AIM OF THE TASK:
All of the data must be printed exactly; please include every line.

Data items

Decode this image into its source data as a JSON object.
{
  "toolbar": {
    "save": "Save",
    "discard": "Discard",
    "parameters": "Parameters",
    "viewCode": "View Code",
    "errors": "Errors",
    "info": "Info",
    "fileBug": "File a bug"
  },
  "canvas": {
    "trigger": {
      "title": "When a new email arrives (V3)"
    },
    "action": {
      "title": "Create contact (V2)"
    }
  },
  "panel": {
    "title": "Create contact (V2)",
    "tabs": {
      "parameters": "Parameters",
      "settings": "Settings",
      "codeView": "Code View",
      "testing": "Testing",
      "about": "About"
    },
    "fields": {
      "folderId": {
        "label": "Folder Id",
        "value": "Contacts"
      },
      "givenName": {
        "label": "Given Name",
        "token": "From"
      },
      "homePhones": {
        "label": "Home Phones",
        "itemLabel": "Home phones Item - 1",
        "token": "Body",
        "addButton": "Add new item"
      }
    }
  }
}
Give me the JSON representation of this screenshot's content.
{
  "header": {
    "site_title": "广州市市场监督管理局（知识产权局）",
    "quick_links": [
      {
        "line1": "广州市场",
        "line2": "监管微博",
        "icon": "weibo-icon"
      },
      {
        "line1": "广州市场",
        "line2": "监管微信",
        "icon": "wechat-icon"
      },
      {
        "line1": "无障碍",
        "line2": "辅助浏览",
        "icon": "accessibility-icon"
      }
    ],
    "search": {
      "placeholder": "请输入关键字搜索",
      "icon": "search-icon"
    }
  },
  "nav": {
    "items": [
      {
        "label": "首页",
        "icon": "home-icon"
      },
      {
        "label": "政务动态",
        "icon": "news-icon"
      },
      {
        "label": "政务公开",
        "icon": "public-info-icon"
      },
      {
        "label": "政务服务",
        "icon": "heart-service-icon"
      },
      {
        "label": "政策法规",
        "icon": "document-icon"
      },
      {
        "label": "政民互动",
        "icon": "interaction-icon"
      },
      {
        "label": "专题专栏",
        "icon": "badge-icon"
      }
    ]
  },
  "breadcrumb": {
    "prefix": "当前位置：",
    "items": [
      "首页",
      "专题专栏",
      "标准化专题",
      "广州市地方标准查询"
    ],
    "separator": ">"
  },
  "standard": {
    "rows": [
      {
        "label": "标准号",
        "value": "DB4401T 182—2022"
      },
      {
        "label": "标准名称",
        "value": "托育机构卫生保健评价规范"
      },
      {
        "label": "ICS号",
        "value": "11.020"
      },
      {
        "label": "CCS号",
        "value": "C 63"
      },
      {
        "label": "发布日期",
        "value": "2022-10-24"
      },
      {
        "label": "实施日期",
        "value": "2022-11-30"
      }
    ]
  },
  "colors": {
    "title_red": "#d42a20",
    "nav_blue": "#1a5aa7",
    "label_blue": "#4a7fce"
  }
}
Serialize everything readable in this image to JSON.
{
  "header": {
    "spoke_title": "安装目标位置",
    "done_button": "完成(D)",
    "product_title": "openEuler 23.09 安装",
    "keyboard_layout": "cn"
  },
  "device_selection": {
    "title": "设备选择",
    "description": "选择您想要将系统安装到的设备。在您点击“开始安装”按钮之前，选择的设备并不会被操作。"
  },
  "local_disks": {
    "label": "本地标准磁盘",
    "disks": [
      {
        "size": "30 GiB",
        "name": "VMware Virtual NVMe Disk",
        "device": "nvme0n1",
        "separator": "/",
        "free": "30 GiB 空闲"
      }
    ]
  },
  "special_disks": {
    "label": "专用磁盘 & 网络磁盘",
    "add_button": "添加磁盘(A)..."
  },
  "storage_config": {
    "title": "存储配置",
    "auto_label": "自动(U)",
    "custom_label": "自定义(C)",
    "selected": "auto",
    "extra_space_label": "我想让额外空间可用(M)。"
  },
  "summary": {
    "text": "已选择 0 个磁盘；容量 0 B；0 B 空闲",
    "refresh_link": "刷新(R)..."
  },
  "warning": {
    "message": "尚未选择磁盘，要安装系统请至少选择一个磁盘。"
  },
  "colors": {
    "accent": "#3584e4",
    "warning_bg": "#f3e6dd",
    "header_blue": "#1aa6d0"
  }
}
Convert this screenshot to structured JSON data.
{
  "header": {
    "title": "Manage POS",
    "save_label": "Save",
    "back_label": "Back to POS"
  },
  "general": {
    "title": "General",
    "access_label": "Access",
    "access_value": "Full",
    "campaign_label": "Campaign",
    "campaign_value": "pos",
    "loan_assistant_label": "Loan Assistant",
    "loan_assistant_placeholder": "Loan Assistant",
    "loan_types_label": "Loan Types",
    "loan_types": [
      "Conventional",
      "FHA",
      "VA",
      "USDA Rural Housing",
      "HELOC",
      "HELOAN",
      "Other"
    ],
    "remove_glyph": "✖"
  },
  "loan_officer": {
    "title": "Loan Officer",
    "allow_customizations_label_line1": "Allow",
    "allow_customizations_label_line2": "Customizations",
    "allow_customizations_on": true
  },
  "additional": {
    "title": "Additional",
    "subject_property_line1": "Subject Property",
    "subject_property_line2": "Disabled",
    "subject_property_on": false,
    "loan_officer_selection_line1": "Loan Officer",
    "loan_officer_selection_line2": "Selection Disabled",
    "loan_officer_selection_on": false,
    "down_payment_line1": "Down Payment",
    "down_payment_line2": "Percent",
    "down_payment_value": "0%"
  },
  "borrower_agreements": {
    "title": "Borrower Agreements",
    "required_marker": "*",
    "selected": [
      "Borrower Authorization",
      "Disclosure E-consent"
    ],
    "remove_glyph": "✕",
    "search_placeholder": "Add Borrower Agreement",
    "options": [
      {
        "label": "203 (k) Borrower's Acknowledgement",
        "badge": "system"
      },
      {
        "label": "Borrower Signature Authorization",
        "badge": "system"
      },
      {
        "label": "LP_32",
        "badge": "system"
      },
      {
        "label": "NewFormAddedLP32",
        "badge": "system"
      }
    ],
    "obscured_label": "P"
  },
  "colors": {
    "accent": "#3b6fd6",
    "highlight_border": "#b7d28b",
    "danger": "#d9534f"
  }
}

WRITTEN ANSWER:
Decode this image into its source data as a JSON object.
{
  "toolbar": {
    "save": "Save",
    "discard": "Discard",
    "parameters": "Parameters",
    "viewCode": "View Code",
    "errors": "Errors",
    "info": "Info",
    "fileBug": "File a bug"
  },
  "canvas": {
    "trigger": {
      "title": "When a new email arrives (V3)"
    },
    "action": {
      "title": "Create contact (V2)"
    }
  },
  "panel": {
    "title": "Create contact (V2)",
    "tabs": {
      "parameters": "Parameters",
      "settings": "Settings",
      "codeView": "Code View",
      "testing": "Testing",
      "about": "About"
    },
    "fields": {
      "folderId": {
        "label": "Folder Id",
        "value": "Contacts"
      },
      "givenName": {
        "label": "Given Name",
        "token": "From"
      },
      "homePhones": {
        "label": "Home Phones",
        "itemLabel": "Home phones Item - 1",
        "token": "Body",
        "addButton": "Add new item"
      }
    }
  }
}
Give me the JSON representation of this screenshot's content.
{
  "header": {
    "site_title": "广州市市场监督管理局（知识产权局）",
    "quick_links": [
      {
        "line1": "广州市场",
        "line2": "监管微博",
        "icon": "weibo-icon"
      },
      {
        "line1": "广州市场",
        "line2": "监管微信",
        "icon": "wechat-icon"
      },
      {
        "line1": "无障碍",
        "line2": "辅助浏览",
        "icon": "accessibility-icon"
      }
    ],
    "search": {
      "placeholder": "请输入关键字搜索",
      "icon": "search-icon"
    }
  },
  "nav": {
    "items": [
      {
        "label": "首页",
        "icon": "home-icon"
      },
      {
        "label": "政务动态",
        "icon": "news-icon"
      },
      {
        "label": "政务公开",
        "icon": "public-info-icon"
      },
      {
        "label": "政务服务",
        "icon": "heart-service-icon"
      },
      {
        "label": "政策法规",
        "icon": "document-icon"
      },
      {
        "label": "政民互动",
        "icon": "interaction-icon"
      },
      {
        "label": "专题专栏",
        "icon": "badge-icon"
      }
    ]
  },
  "breadcrumb": {
    "prefix": "当前位置：",
    "items": [
      "首页",
      "专题专栏",
      "标准化专题",
      "广州市地方标准查询"
    ],
    "separator": ">"
  },
  "standard": {
    "rows": [
      {
        "label": "标准号",
        "value": "DB4401T 182—2022"
      },
      {
        "label": "标准名称",
        "value": "托育机构卫生保健评价规范"
      },
      {
        "label": "ICS号",
        "value": "11.020"
      },
      {
        "label": "CCS号",
        "value": "C 63"
      },
      {
        "label": "发布日期",
        "value": "2022-10-24"
      },
      {
        "label": "实施日期",
        "value": "2022-11-30"
      }
    ]
  },
  "colors": {
    "title_red": "#d42a20",
    "nav_blue": "#1a5aa7",
    "label_blue": "#4a7fce"
  }
}
Serialize everything readable in this image to JSON.
{
  "header": {
    "spoke_title": "安装目标位置",
    "done_button": "完成(D)",
    "product_title": "openEuler 23.09 安装",
    "keyboard_layout": "cn"
  },
  "device_selection": {
    "title": "设备选择",
    "description": "选择您想要将系统安装到的设备。在您点击“开始安装”按钮之前，选择的设备并不会被操作。"
  },
  "local_disks": {
    "label": "本地标准磁盘",
    "disks": [
      {
        "size": "30 GiB",
        "name": "VMware Virtual NVMe Disk",
        "device": "nvme0n1",
        "separator": "/",
        "free": "30 GiB 空闲"
      }
    ]
  },
  "special_disks": {
    "label": "专用磁盘 & 网络磁盘",
    "add_button": "添加磁盘(A)..."
  },
  "storage_config": {
    "title": "存储配置",
    "auto_label": "自动(U)",
    "custom_label": "自定义(C)",
    "selected": "auto",
    "extra_space_label": "我想让额外空间可用(M)。"
  },
  "summary": {
    "text": "已选择 0 个磁盘；容量 0 B；0 B 空闲",
    "refresh_link": "刷新(R)..."
  },
  "warning": {
    "message": "尚未选择磁盘，要安装系统请至少选择一个磁盘。"
  },
  "colors": {
    "accent": "#3584e4",
    "warning_bg": "#f3e6dd",
    "header_blue": "#1aa6d0"
  }
}
Convert this screenshot to structured JSON data.
{
  "header": {
    "title": "Manage POS",
    "save_label": "Save",
    "back_label": "Back to POS"
  },
  "general": {
    "title": "General",
    "access_label": "Access",
    "access_value": "Full",
    "campaign_label": "Campaign",
    "campaign_value": "pos",
    "loan_assistant_label": "Loan Assistant",
    "loan_assistant_placeholder": "Loan Assistant",
    "loan_types_label": "Loan Types",
    "loan_types": [
      "Conventional",
      "FHA",
      "VA",
      "USDA Rural Housing",
      "HELOC",
      "HELOAN",
      "Other"
    ],
    "remove_glyph": "✖"
  },
  "loan_officer": {
    "title": "Loan Officer",
    "allow_customizations_label_line1": "Allow",
    "allow_customizations_label_line2": "Customizations",
    "allow_customizations_on": true
  },
  "additional": {
    "title": "Additional",
    "subject_property_line1": "Subject Property",
    "subject_property_line2": "Disabled",
    "subject_property_on": false,
    "loan_officer_selection_line1": "Loan Officer",
    "loan_officer_selection_line2": "Selection Disabled",
    "loan_officer_selection_on": false,
    "down_payment_line1": "Down Payment",
    "down_payment_line2": "Percent",
    "down_payment_value": "0%"
  },
  "borrower_agreements": {
    "title": "Borrower Agreements",
    "required_marker": "*",
    "selected": [
      "Borrower Authorization",
      "Disclosure E-consent"
    ],
    "remove_glyph": "✕",
    "search_placeholder": "Add Borrower Agreement",
    "options": [
      {
        "label": "203 (k) Borrower's Acknowledgement",
        "badge": "system"
      },
      {
        "label": "Borrower Signature Authorization",
        "badge": "system"
      },
      {
        "label": "LP_32",
        "badge": "system"
      },
      {
        "label": "NewFormAddedLP32",
        "badge": "system"
      }
    ],
    "obscured_label": "P"
  },
  "colors": {
    "accent": "#3b6fd6",
    "highlight_border": "#b7d28b",
    "danger": "#d9534f"
  }
}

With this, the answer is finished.